**Requirement**. Wherever a line holds the string "concentration", copy that line.

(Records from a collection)
---
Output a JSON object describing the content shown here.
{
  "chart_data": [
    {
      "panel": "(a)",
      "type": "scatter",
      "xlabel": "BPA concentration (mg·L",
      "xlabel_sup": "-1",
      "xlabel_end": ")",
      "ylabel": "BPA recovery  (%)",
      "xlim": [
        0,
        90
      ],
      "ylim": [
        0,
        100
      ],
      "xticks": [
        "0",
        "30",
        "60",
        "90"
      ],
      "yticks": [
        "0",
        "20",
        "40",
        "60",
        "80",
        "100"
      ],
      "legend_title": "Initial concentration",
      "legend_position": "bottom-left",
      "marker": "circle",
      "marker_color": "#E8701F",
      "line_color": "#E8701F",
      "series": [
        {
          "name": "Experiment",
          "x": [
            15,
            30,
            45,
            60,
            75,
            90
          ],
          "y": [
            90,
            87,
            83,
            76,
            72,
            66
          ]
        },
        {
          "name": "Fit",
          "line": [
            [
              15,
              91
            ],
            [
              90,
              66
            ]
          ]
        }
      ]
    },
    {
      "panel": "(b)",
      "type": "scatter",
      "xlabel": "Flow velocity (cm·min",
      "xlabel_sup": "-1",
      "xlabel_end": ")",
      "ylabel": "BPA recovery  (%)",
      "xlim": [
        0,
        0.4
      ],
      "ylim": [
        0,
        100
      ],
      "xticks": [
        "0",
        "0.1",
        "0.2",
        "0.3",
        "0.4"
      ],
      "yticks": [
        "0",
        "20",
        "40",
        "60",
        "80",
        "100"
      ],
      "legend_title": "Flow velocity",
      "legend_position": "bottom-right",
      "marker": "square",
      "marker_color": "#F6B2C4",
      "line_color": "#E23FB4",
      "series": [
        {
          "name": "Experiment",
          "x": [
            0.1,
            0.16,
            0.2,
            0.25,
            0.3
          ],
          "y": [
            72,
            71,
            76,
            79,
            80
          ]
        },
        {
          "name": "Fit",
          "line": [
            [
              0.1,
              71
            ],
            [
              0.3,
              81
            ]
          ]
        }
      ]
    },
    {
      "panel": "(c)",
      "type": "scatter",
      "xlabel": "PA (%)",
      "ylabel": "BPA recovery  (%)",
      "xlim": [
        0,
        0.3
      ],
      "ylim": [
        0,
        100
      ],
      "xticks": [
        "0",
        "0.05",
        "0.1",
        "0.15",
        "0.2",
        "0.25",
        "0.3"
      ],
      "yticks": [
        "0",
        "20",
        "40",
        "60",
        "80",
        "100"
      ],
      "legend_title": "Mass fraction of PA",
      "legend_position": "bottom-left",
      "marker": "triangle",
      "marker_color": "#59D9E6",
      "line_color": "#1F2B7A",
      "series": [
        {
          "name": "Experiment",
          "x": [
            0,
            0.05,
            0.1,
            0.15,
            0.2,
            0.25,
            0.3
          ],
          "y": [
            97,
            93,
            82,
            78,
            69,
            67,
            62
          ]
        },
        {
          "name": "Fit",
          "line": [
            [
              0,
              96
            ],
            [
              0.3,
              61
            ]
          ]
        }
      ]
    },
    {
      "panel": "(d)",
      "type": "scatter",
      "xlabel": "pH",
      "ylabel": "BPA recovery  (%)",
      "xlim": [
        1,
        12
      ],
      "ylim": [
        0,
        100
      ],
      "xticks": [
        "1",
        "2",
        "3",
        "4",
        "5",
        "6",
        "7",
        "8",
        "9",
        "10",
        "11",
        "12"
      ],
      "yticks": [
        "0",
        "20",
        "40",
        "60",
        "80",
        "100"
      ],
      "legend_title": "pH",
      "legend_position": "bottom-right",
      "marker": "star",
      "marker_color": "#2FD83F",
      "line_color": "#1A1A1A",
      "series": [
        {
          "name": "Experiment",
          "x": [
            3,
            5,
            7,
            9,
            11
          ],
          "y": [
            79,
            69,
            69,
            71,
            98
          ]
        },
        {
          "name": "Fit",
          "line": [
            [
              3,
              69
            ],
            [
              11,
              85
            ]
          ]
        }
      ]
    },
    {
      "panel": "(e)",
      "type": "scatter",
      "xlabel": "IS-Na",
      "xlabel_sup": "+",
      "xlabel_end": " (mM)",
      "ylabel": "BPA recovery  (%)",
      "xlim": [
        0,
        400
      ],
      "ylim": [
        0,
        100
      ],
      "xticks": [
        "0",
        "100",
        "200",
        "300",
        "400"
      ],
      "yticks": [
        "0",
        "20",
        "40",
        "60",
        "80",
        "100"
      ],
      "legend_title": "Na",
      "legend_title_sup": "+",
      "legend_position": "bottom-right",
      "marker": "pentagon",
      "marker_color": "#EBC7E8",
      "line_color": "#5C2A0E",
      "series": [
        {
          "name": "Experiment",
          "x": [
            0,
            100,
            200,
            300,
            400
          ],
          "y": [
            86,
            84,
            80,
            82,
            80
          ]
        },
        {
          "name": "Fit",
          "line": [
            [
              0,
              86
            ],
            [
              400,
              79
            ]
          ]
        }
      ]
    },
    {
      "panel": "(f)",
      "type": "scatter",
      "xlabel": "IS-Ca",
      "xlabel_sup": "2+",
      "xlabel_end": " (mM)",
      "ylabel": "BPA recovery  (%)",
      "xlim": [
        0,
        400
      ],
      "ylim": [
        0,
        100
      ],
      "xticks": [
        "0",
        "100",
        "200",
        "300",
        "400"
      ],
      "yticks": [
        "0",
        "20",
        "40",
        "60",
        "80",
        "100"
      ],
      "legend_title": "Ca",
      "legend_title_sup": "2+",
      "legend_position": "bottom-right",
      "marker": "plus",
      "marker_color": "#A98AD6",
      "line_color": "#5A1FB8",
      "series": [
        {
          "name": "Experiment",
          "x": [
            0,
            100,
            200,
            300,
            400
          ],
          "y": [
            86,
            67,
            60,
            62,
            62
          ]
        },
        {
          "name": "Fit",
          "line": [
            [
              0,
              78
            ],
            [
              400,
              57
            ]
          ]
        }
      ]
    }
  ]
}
---
**Task result**.
      "xlabel": "BPA concentration (mg·L",
      "legend_title": "Initial concentration",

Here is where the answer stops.